MATERIALS PROVIDED:
>> START
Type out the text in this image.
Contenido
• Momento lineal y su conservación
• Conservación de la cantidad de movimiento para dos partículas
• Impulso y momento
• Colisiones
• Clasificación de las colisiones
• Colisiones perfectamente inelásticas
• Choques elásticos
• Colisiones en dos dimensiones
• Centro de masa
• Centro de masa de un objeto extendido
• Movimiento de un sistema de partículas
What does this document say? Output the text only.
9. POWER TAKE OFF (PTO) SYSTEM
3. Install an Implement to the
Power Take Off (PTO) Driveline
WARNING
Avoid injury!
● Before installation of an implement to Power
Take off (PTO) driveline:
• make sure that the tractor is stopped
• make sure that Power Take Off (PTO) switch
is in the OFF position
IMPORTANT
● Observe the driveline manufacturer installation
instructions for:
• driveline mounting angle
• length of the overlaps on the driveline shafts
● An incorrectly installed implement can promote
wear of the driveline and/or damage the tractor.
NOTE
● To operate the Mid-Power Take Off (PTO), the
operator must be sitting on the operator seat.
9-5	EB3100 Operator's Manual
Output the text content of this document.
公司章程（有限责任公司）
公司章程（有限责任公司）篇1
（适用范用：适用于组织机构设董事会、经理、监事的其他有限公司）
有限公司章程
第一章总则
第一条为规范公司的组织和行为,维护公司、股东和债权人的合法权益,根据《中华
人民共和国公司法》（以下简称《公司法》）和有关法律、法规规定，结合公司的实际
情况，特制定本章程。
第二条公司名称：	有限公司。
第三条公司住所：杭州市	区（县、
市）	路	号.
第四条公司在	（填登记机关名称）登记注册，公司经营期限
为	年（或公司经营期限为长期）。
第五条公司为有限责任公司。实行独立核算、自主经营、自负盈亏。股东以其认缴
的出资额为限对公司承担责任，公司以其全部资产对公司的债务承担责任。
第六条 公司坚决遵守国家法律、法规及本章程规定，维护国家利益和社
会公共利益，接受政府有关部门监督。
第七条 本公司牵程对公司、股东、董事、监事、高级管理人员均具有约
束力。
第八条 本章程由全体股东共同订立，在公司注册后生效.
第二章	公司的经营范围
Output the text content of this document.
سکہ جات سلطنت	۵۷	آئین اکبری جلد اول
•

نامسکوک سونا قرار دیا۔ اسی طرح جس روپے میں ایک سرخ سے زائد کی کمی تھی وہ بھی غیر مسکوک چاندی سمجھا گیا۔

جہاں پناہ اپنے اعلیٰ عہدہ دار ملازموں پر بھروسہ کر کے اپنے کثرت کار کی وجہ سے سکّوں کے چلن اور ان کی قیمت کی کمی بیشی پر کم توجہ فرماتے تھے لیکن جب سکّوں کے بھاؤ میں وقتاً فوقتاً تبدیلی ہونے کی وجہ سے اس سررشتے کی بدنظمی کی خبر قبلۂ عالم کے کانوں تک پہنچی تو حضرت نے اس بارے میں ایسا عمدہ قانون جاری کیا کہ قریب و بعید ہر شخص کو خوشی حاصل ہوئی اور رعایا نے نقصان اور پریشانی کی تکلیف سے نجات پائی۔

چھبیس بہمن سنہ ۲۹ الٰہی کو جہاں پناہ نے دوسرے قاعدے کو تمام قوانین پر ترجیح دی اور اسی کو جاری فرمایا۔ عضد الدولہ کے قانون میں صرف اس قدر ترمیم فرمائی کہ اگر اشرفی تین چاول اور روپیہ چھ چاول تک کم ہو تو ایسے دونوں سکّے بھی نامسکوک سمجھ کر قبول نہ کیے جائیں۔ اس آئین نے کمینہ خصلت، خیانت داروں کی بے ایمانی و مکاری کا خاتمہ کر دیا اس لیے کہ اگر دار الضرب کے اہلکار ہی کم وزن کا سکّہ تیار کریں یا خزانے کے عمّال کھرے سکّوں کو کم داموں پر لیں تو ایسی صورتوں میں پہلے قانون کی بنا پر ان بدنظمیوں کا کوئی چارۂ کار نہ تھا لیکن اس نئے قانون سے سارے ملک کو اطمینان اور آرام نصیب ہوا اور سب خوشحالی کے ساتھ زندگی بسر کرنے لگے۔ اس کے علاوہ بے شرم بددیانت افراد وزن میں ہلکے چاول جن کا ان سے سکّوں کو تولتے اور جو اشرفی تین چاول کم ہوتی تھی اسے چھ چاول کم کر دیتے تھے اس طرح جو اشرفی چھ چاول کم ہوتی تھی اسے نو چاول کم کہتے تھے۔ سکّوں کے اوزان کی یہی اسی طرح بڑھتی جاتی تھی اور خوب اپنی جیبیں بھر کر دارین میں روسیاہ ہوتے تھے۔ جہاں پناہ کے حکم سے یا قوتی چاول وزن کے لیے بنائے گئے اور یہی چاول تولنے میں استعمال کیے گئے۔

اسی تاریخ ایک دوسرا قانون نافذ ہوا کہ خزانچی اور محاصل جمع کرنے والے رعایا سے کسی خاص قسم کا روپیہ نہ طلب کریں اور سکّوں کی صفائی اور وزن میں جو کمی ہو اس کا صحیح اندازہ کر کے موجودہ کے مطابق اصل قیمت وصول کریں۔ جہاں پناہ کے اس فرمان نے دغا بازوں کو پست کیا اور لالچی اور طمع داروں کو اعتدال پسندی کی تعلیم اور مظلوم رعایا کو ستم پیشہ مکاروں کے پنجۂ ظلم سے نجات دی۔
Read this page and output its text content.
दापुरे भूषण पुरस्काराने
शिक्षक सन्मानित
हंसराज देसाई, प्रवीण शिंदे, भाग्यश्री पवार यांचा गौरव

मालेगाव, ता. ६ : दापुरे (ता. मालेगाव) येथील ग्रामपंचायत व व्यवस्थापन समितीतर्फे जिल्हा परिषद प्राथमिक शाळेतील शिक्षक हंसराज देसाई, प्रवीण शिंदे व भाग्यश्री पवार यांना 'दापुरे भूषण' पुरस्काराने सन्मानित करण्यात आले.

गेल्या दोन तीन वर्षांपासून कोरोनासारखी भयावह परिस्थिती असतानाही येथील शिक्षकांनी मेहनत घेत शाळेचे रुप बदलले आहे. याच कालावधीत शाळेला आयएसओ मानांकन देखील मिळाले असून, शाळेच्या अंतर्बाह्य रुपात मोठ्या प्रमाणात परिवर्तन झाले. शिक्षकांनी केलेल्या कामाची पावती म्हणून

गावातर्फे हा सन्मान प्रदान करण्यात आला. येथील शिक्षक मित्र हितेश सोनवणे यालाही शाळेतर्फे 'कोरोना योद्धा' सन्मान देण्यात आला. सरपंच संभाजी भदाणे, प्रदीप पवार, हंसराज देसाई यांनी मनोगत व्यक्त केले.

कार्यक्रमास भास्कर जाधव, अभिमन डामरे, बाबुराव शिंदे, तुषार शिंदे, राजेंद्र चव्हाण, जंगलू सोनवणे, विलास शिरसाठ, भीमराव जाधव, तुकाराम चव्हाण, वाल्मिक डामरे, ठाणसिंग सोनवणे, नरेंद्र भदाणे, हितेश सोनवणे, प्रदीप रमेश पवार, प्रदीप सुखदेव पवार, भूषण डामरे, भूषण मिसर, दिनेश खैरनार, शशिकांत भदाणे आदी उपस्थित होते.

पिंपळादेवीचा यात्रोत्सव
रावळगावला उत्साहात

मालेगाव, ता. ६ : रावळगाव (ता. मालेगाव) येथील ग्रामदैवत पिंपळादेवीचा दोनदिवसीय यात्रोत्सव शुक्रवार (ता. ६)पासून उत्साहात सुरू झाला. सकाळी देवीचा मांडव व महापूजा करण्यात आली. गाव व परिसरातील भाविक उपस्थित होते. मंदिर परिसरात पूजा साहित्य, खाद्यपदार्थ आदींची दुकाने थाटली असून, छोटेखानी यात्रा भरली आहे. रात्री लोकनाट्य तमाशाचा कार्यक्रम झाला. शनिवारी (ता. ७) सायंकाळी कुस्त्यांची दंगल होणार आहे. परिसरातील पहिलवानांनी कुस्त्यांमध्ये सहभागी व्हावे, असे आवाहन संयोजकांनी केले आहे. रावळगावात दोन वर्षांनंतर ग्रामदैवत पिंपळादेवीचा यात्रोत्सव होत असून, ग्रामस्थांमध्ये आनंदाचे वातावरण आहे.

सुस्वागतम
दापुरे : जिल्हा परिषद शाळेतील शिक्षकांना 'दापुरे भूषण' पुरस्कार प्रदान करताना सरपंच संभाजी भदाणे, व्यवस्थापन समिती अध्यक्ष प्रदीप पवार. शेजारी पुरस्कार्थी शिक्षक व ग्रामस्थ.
>> END
DIRECTION: Work out how many lines of the listing above include the word "installation". Report only the number.

SOLVED PROBLEM: 2